#### AIM:
In the listing that follows, count the lines holding the word "Tenía" and report only that number.

+--

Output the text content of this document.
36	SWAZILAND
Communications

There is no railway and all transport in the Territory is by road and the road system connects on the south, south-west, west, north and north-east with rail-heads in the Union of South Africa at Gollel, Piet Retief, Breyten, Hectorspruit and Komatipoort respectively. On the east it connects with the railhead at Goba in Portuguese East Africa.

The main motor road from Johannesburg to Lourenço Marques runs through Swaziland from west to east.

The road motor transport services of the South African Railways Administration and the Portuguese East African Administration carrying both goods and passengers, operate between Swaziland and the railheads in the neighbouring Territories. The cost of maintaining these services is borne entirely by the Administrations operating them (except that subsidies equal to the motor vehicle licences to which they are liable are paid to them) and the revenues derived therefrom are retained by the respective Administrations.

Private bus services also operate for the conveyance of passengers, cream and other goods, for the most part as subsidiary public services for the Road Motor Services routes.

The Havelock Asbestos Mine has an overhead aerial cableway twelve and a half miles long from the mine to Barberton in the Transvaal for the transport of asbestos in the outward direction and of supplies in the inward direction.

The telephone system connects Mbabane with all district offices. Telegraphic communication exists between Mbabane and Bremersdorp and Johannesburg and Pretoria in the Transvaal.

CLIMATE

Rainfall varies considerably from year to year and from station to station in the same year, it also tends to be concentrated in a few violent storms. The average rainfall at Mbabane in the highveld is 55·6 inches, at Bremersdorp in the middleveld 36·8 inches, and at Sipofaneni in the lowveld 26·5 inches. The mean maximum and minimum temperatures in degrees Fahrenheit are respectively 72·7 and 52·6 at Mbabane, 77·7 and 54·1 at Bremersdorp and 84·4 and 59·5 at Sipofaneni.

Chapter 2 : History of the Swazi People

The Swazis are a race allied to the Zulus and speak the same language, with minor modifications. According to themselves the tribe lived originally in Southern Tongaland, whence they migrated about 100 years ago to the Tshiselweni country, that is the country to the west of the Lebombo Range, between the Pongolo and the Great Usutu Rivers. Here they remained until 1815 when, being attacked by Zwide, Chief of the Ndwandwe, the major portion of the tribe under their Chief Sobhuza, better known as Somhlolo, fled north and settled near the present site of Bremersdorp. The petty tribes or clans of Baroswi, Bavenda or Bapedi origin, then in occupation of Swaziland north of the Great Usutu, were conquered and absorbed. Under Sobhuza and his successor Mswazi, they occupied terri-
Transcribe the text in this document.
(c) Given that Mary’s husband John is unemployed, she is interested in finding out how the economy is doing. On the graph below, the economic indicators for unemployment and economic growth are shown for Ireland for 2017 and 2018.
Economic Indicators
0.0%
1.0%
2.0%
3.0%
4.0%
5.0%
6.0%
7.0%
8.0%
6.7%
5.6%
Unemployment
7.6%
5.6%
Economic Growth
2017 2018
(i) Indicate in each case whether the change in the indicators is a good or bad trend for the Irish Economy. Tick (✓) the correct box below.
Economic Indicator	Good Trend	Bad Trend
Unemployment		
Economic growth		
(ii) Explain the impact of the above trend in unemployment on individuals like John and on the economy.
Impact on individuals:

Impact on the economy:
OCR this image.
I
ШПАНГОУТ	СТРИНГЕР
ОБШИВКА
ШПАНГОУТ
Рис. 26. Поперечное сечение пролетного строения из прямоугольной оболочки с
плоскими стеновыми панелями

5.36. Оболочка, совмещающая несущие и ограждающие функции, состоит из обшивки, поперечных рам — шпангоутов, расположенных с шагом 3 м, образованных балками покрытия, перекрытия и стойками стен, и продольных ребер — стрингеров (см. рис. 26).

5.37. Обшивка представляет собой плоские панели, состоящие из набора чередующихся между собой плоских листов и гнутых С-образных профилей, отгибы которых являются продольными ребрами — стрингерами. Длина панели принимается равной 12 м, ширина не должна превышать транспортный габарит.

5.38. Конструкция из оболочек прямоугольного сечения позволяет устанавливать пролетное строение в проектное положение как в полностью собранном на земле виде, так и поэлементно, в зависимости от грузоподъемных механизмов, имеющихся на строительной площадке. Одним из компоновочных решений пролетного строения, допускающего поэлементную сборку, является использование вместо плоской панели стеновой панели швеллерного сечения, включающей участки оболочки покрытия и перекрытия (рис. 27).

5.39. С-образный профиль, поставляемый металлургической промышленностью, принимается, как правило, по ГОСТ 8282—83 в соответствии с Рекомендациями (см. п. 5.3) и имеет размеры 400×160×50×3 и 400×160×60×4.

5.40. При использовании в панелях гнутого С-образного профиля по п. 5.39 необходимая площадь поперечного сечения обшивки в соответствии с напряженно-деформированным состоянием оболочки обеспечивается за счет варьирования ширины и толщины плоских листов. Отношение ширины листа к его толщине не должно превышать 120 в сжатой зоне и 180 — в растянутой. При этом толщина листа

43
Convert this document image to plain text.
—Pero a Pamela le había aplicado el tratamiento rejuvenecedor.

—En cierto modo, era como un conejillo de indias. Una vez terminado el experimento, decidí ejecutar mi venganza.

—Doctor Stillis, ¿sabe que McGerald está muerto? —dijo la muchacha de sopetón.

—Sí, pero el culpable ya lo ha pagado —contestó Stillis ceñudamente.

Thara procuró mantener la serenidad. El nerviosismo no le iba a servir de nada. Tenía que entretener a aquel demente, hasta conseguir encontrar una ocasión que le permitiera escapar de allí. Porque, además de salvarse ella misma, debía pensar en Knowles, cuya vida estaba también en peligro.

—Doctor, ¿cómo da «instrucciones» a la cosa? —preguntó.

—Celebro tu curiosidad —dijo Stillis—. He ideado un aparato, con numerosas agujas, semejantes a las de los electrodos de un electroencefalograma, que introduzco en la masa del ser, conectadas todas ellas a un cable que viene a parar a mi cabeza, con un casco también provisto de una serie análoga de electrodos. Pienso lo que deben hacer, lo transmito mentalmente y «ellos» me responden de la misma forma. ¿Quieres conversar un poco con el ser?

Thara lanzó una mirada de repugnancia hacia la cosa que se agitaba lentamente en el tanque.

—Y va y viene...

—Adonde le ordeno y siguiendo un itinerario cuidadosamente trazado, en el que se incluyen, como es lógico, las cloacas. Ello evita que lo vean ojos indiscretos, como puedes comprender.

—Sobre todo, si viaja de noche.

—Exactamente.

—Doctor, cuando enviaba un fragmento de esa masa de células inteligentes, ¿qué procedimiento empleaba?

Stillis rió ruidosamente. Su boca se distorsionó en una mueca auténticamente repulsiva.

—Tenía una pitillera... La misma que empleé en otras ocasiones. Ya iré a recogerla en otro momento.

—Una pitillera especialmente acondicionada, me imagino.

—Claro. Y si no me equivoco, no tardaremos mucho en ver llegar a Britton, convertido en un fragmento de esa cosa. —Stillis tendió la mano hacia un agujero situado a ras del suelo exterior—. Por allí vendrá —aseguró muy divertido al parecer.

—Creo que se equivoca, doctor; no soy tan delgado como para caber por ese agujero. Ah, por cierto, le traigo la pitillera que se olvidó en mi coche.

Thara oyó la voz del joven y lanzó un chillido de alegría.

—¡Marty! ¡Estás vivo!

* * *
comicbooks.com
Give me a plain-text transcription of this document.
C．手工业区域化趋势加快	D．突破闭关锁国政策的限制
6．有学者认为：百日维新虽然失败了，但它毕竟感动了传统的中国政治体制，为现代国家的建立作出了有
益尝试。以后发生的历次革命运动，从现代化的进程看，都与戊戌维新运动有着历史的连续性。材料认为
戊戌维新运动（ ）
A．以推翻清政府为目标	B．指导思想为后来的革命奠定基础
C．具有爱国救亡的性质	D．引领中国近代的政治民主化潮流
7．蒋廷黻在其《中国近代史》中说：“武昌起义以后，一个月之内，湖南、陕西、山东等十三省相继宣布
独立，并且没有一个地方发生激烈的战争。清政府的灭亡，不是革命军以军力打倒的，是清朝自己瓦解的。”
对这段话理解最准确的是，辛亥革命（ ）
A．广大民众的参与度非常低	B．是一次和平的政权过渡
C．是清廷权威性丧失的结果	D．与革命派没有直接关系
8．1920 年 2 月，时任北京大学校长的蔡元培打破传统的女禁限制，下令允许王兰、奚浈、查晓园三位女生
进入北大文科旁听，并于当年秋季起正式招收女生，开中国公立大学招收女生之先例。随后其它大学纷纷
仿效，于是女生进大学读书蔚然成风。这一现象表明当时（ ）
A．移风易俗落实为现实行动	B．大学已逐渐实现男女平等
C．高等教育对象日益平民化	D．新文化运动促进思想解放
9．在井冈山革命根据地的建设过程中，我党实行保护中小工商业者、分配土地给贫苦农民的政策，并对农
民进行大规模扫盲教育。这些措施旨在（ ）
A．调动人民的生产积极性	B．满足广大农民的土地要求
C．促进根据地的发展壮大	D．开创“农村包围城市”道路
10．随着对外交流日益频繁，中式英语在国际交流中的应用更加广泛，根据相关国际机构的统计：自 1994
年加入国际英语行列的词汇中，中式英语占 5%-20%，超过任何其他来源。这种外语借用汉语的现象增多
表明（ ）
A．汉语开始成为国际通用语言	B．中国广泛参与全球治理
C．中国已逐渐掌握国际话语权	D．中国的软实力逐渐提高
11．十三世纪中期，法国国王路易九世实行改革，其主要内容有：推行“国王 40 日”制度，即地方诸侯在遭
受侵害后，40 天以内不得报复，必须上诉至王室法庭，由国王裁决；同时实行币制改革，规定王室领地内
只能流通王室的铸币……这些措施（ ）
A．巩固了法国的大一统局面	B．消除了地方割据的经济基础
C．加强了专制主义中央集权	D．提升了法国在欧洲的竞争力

+--

#### RESULT OF THE EXERCISE:
2